[Dataset records]

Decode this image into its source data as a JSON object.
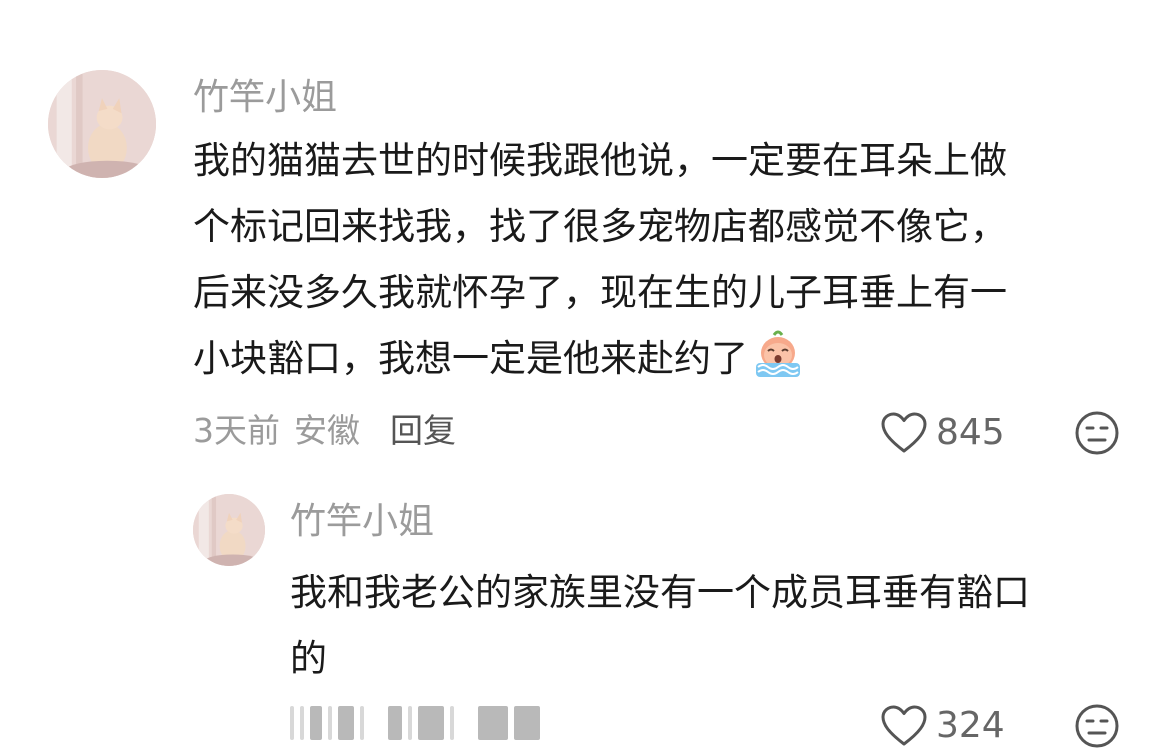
{
  "comment": {
    "username": "竹竿小姐",
    "lines": [
      "我的猫猫去世的时候我跟他说，一定要在耳朵上做",
      "个标记回来找我，找了很多宠物店都感觉不像它，",
      "后来没多久我就怀孕了，现在生的儿子耳垂上有一",
      "小块豁口，我想一定是他来赴约了"
    ],
    "emoji": "crying-face-emoji",
    "time": "3天前",
    "location": "安徽",
    "reply_label": "回复",
    "likes": "845"
  },
  "reply": {
    "username": "竹竿小姐",
    "lines": [
      "我和我老公的家族里没有一个成员耳垂有豁口",
      "的"
    ],
    "likes": "324"
  },
  "colors": {
    "text": "#1a1a1a",
    "muted": "#9b9b9b",
    "icon": "#666666"
  }
}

§ **Your goal**: Write out all the entries again, word for word, and print no images.

§ **Output below**:
Decode this image into its source data as a JSON object.
{
  "comment": {
    "username": "竹竿小姐",
    "lines": [
      "我的猫猫去世的时候我跟他说，一定要在耳朵上做",
      "个标记回来找我，找了很多宠物店都感觉不像它，",
      "后来没多久我就怀孕了，现在生的儿子耳垂上有一",
      "小块豁口，我想一定是他来赴约了"
    ],
    "emoji": "crying-face-emoji",
    "time": "3天前",
    "location": "安徽",
    "reply_label": "回复",
    "likes": "845"
  },
  "reply": {
    "username": "竹竿小姐",
    "lines": [
      "我和我老公的家族里没有一个成员耳垂有豁口",
      "的"
    ],
    "likes": "324"
  },
  "colors": {
    "text": "#1a1a1a",
    "muted": "#9b9b9b",
    "icon": "#666666"
  }
}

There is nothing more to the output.